■ **Objective**
Write out every line of the material as it stands, apart from the pictures.

■ **Records from a data source**

— Begin —

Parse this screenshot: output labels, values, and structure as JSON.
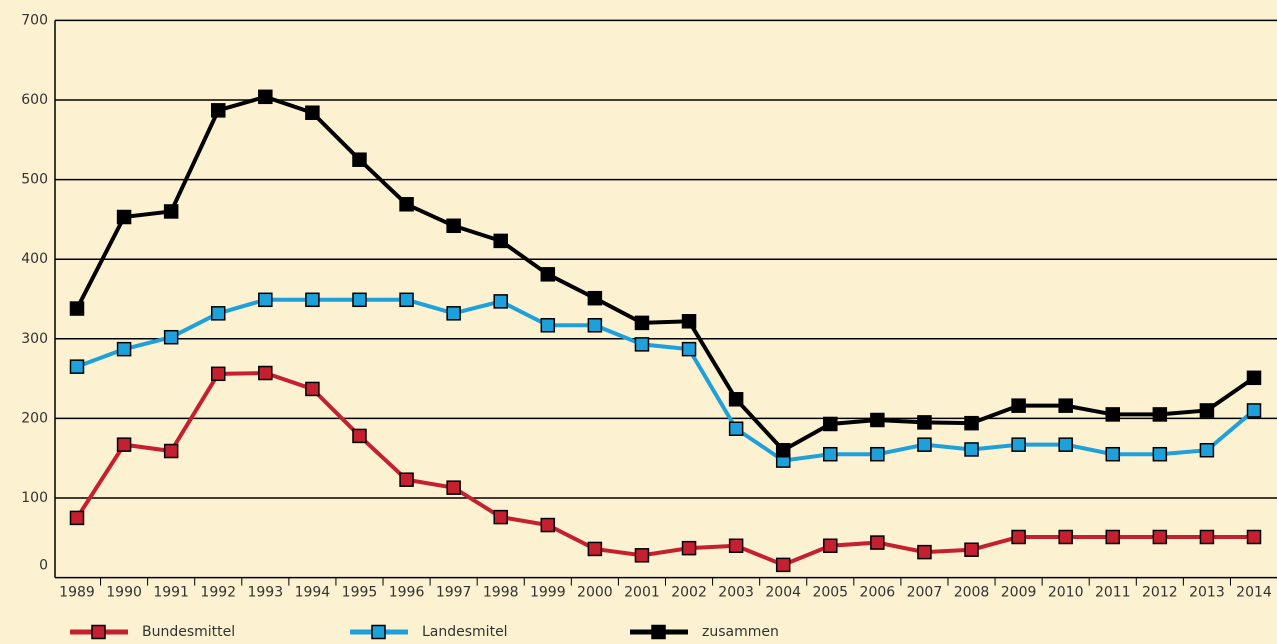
{
  "chart_data": {
    "type": "line",
    "categories": [
      "1989",
      "1990",
      "1991",
      "1992",
      "1993",
      "1994",
      "1995",
      "1996",
      "1997",
      "1998",
      "1999",
      "2000",
      "2001",
      "2002",
      "2003",
      "2004",
      "2005",
      "2006",
      "2007",
      "2008",
      "2009",
      "2010",
      "2011",
      "2012",
      "2013",
      "2014"
    ],
    "series": [
      {
        "name": "Bundesmittel",
        "color": "#c4202f",
        "values": [
          75,
          167,
          159,
          256,
          257,
          237,
          178,
          123,
          113,
          76,
          66,
          36,
          28,
          37,
          40,
          16,
          40,
          44,
          32,
          35,
          51,
          51,
          51,
          51,
          51,
          51
        ]
      },
      {
        "name": "Landesmitel",
        "color": "#1ea0db",
        "values": [
          265,
          287,
          302,
          332,
          349,
          349,
          349,
          349,
          332,
          347,
          317,
          317,
          293,
          287,
          187,
          147,
          155,
          155,
          167,
          161,
          167,
          167,
          155,
          155,
          160,
          210
        ]
      },
      {
        "name": "zusammen",
        "color": "#000000",
        "values": [
          338,
          453,
          460,
          587,
          604,
          584,
          525,
          469,
          442,
          423,
          381,
          351,
          320,
          322,
          224,
          160,
          193,
          198,
          195,
          194,
          216,
          216,
          205,
          205,
          210,
          251
        ]
      }
    ],
    "ylim": [
      0,
      700
    ],
    "yticks": [
      0,
      100,
      200,
      300,
      400,
      500,
      600,
      700
    ],
    "grid": true,
    "legend": "bottom"
  }
}
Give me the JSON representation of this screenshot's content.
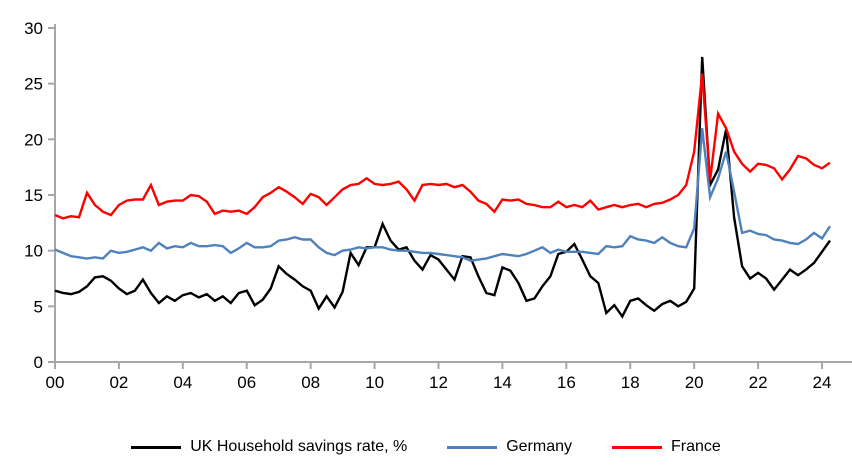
{
  "chart_data": {
    "type": "line",
    "title": "",
    "xlabel": "",
    "ylabel": "",
    "x_start": 2000,
    "x_step_years": 0.25,
    "x_unit": "quarterly",
    "ylim": [
      0,
      30
    ],
    "yticks": [
      0,
      5,
      10,
      15,
      20,
      25,
      30
    ],
    "xticks": [
      {
        "label": "00",
        "year": 2000
      },
      {
        "label": "02",
        "year": 2002
      },
      {
        "label": "04",
        "year": 2004
      },
      {
        "label": "06",
        "year": 2006
      },
      {
        "label": "08",
        "year": 2008
      },
      {
        "label": "10",
        "year": 2010
      },
      {
        "label": "12",
        "year": 2012
      },
      {
        "label": "14",
        "year": 2014
      },
      {
        "label": "16",
        "year": 2016
      },
      {
        "label": "18",
        "year": 2018
      },
      {
        "label": "20",
        "year": 2020
      },
      {
        "label": "22",
        "year": 2022
      },
      {
        "label": "24",
        "year": 2024
      }
    ],
    "grid": false,
    "legend_position": "bottom",
    "axis_color": "#a6a6a6",
    "series": [
      {
        "name": "UK Household savings rate, %",
        "color": "#000000",
        "values": [
          6.4,
          6.2,
          6.1,
          6.3,
          6.8,
          7.6,
          7.7,
          7.3,
          6.6,
          6.1,
          6.4,
          7.4,
          6.2,
          5.3,
          5.9,
          5.5,
          6.0,
          6.2,
          5.8,
          6.1,
          5.5,
          5.9,
          5.3,
          6.2,
          6.4,
          5.1,
          5.6,
          6.6,
          8.6,
          7.9,
          7.4,
          6.8,
          6.4,
          4.8,
          5.9,
          4.9,
          6.3,
          9.8,
          8.7,
          10.3,
          10.3,
          12.4,
          10.9,
          10.1,
          10.3,
          9.1,
          8.3,
          9.6,
          9.2,
          8.3,
          7.4,
          9.5,
          9.4,
          7.7,
          6.2,
          6.0,
          8.5,
          8.2,
          7.1,
          5.5,
          5.7,
          6.8,
          7.7,
          9.7,
          9.9,
          10.6,
          9.2,
          7.7,
          7.1,
          4.4,
          5.1,
          4.1,
          5.5,
          5.7,
          5.1,
          4.6,
          5.2,
          5.5,
          5.0,
          5.4,
          6.6,
          27.4,
          15.9,
          17.3,
          20.9,
          13.0,
          8.6,
          7.5,
          8.0,
          7.5,
          6.5,
          7.4,
          8.3,
          7.8,
          8.3,
          8.9,
          9.9,
          10.9
        ]
      },
      {
        "name": "Germany",
        "color": "#4f81bd",
        "values": [
          10.1,
          9.8,
          9.5,
          9.4,
          9.3,
          9.4,
          9.3,
          10.0,
          9.8,
          9.9,
          10.1,
          10.3,
          10.0,
          10.7,
          10.2,
          10.4,
          10.3,
          10.7,
          10.4,
          10.4,
          10.5,
          10.4,
          9.8,
          10.2,
          10.7,
          10.3,
          10.3,
          10.4,
          10.9,
          11.0,
          11.2,
          11.0,
          11.0,
          10.3,
          9.8,
          9.6,
          10.0,
          10.1,
          10.3,
          10.2,
          10.3,
          10.3,
          10.1,
          10.0,
          10.0,
          9.9,
          9.8,
          9.8,
          9.7,
          9.6,
          9.5,
          9.4,
          9.1,
          9.2,
          9.3,
          9.5,
          9.7,
          9.6,
          9.5,
          9.7,
          10.0,
          10.3,
          9.8,
          10.1,
          9.9,
          9.9,
          9.9,
          9.8,
          9.7,
          10.4,
          10.3,
          10.4,
          11.3,
          11.0,
          10.9,
          10.7,
          11.2,
          10.7,
          10.4,
          10.3,
          12.0,
          21.0,
          14.8,
          16.5,
          18.9,
          15.3,
          11.6,
          11.8,
          11.5,
          11.4,
          11.0,
          10.9,
          10.7,
          10.6,
          11.0,
          11.6,
          11.1,
          12.2
        ]
      },
      {
        "name": "France",
        "color": "#ff0000",
        "values": [
          13.2,
          12.9,
          13.1,
          13.0,
          15.2,
          14.1,
          13.5,
          13.2,
          14.1,
          14.5,
          14.6,
          14.6,
          15.9,
          14.1,
          14.4,
          14.5,
          14.5,
          15.0,
          14.9,
          14.4,
          13.3,
          13.6,
          13.5,
          13.6,
          13.3,
          13.9,
          14.8,
          15.2,
          15.7,
          15.3,
          14.8,
          14.2,
          15.1,
          14.8,
          14.1,
          14.8,
          15.5,
          15.9,
          16.0,
          16.5,
          16.0,
          15.9,
          16.0,
          16.2,
          15.5,
          14.5,
          15.9,
          16.0,
          15.9,
          16.0,
          15.7,
          15.9,
          15.3,
          14.5,
          14.2,
          13.5,
          14.6,
          14.5,
          14.6,
          14.2,
          14.1,
          13.9,
          13.9,
          14.4,
          13.9,
          14.1,
          13.9,
          14.5,
          13.7,
          13.9,
          14.1,
          13.9,
          14.1,
          14.2,
          13.9,
          14.2,
          14.3,
          14.6,
          15.0,
          15.9,
          18.9,
          25.9,
          16.3,
          22.3,
          21.0,
          18.9,
          17.8,
          17.1,
          17.8,
          17.7,
          17.4,
          16.4,
          17.3,
          18.5,
          18.3,
          17.7,
          17.4,
          17.9
        ]
      }
    ]
  },
  "legend": {
    "uk_label": "UK Household savings rate, %",
    "germany_label": "Germany",
    "france_label": "France"
  }
}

— End —

■ **Written solution**
Parse this screenshot: output labels, values, and structure as JSON.
{
  "chart_data": {
    "type": "line",
    "categories": [
      "1989",
      "1990",
      "1991",
      "1992",
      "1993",
      "1994",
      "1995",
      "1996",
      "1997",
      "1998",
      "1999",
      "2000",
      "2001",
      "2002",
      "2003",
      "2004",
      "2005",
      "2006",
      "2007",
      "2008",
      "2009",
      "2010",
      "2011",
      "2012",
      "2013",
      "2014"
    ],
    "series": [
      {
        "name": "Bundesmittel",
        "color": "#c4202f",
        "values": [
          75,
          167,
          159,
          256,
          257,
          237,
          178,
          123,
          113,
          76,
          66,
          36,
          28,
          37,
          40,
          16,
          40,
          44,
          32,
          35,
          51,
          51,
          51,
          51,
          51,
          51
        ]
      },
      {
        "name": "Landesmitel",
        "color": "#1ea0db",
        "values": [
          265,
          287,
          302,
          332,
          349,
          349,
          349,
          349,
          332,
          347,
          317,
          317,
          293,
          287,
          187,
          147,
          155,
          155,
          167,
          161,
          167,
          167,
          155,
          155,
          160,
          210
        ]
      },
      {
        "name": "zusammen",
        "color": "#000000",
        "values": [
          338,
          453,
          460,
          587,
          604,
          584,
          525,
          469,
          442,
          423,
          381,
          351,
          320,
          322,
          224,
          160,
          193,
          198,
          195,
          194,
          216,
          216,
          205,
          205,
          210,
          251
        ]
      }
    ],
    "ylim": [
      0,
      700
    ],
    "yticks": [
      0,
      100,
      200,
      300,
      400,
      500,
      600,
      700
    ],
    "grid": true,
    "legend": "bottom"
  }
}
Give me the JSON representation of this screenshot's content.
{
  "chart_data": {
    "type": "line",
    "title": "",
    "xlabel": "",
    "ylabel": "",
    "x_start": 2000,
    "x_step_years": 0.25,
    "x_unit": "quarterly",
    "ylim": [
      0,
      30
    ],
    "yticks": [
      0,
      5,
      10,
      15,
      20,
      25,
      30
    ],
    "xticks": [
      {
        "label": "00",
        "year": 2000
      },
      {
        "label": "02",
        "year": 2002
      },
      {
        "label": "04",
        "year": 2004
      },
      {
        "label": "06",
        "year": 2006
      },
      {
        "label": "08",
        "year": 2008
      },
      {
        "label": "10",
        "year": 2010
      },
      {
        "label": "12",
        "year": 2012
      },
      {
        "label": "14",
        "year": 2014
      },
      {
        "label": "16",
        "year": 2016
      },
      {
        "label": "18",
        "year": 2018
      },
      {
        "label": "20",
        "year": 2020
      },
      {
        "label": "22",
        "year": 2022
      },
      {
        "label": "24",
        "year": 2024
      }
    ],
    "grid": false,
    "legend_position": "bottom",
    "axis_color": "#a6a6a6",
    "series": [
      {
        "name": "UK Household savings rate, %",
        "color": "#000000",
        "values": [
          6.4,
          6.2,
          6.1,
          6.3,
          6.8,
          7.6,
          7.7,
          7.3,
          6.6,
          6.1,
          6.4,
          7.4,
          6.2,
          5.3,
          5.9,
          5.5,
          6.0,
          6.2,
          5.8,
          6.1,
          5.5,
          5.9,
          5.3,
          6.2,
          6.4,
          5.1,
          5.6,
          6.6,
          8.6,
          7.9,
          7.4,
          6.8,
          6.4,
          4.8,
          5.9,
          4.9,
          6.3,
          9.8,
          8.7,
          10.3,
          10.3,
          12.4,
          10.9,
          10.1,
          10.3,
          9.1,
          8.3,
          9.6,
          9.2,
          8.3,
          7.4,
          9.5,
          9.4,
          7.7,
          6.2,
          6.0,
          8.5,
          8.2,
          7.1,
          5.5,
          5.7,
          6.8,
          7.7,
          9.7,
          9.9,
          10.6,
          9.2,
          7.7,
          7.1,
          4.4,
          5.1,
          4.1,
          5.5,
          5.7,
          5.1,
          4.6,
          5.2,
          5.5,
          5.0,
          5.4,
          6.6,
          27.4,
          15.9,
          17.3,
          20.9,
          13.0,
          8.6,
          7.5,
          8.0,
          7.5,
          6.5,
          7.4,
          8.3,
          7.8,
          8.3,
          8.9,
          9.9,
          10.9
        ]
      },
      {
        "name": "Germany",
        "color": "#4f81bd",
        "values": [
          10.1,
          9.8,
          9.5,
          9.4,
          9.3,
          9.4,
          9.3,
          10.0,
          9.8,
          9.9,
          10.1,
          10.3,
          10.0,
          10.7,
          10.2,
          10.4,
          10.3,
          10.7,
          10.4,
          10.4,
          10.5,
          10.4,
          9.8,
          10.2,
          10.7,
          10.3,
          10.3,
          10.4,
          10.9,
          11.0,
          11.2,
          11.0,
          11.0,
          10.3,
          9.8,
          9.6,
          10.0,
          10.1,
          10.3,
          10.2,
          10.3,
          10.3,
          10.1,
          10.0,
          10.0,
          9.9,
          9.8,
          9.8,
          9.7,
          9.6,
          9.5,
          9.4,
          9.1,
          9.2,
          9.3,
          9.5,
          9.7,
          9.6,
          9.5,
          9.7,
          10.0,
          10.3,
          9.8,
          10.1,
          9.9,
          9.9,
          9.9,
          9.8,
          9.7,
          10.4,
          10.3,
          10.4,
          11.3,
          11.0,
          10.9,
          10.7,
          11.2,
          10.7,
          10.4,
          10.3,
          12.0,
          21.0,
          14.8,
          16.5,
          18.9,
          15.3,
          11.6,
          11.8,
          11.5,
          11.4,
          11.0,
          10.9,
          10.7,
          10.6,
          11.0,
          11.6,
          11.1,
          12.2
        ]
      },
      {
        "name": "France",
        "color": "#ff0000",
        "values": [
          13.2,
          12.9,
          13.1,
          13.0,
          15.2,
          14.1,
          13.5,
          13.2,
          14.1,
          14.5,
          14.6,
          14.6,
          15.9,
          14.1,
          14.4,
          14.5,
          14.5,
          15.0,
          14.9,
          14.4,
          13.3,
          13.6,
          13.5,
          13.6,
          13.3,
          13.9,
          14.8,
          15.2,
          15.7,
          15.3,
          14.8,
          14.2,
          15.1,
          14.8,
          14.1,
          14.8,
          15.5,
          15.9,
          16.0,
          16.5,
          16.0,
          15.9,
          16.0,
          16.2,
          15.5,
          14.5,
          15.9,
          16.0,
          15.9,
          16.0,
          15.7,
          15.9,
          15.3,
          14.5,
          14.2,
          13.5,
          14.6,
          14.5,
          14.6,
          14.2,
          14.1,
          13.9,
          13.9,
          14.4,
          13.9,
          14.1,
          13.9,
          14.5,
          13.7,
          13.9,
          14.1,
          13.9,
          14.1,
          14.2,
          13.9,
          14.2,
          14.3,
          14.6,
          15.0,
          15.9,
          18.9,
          25.9,
          16.3,
          22.3,
          21.0,
          18.9,
          17.8,
          17.1,
          17.8,
          17.7,
          17.4,
          16.4,
          17.3,
          18.5,
          18.3,
          17.7,
          17.4,
          17.9
        ]
      }
    ]
  },
  "legend": {
    "uk_label": "UK Household savings rate, %",
    "germany_label": "Germany",
    "france_label": "France"
  }
}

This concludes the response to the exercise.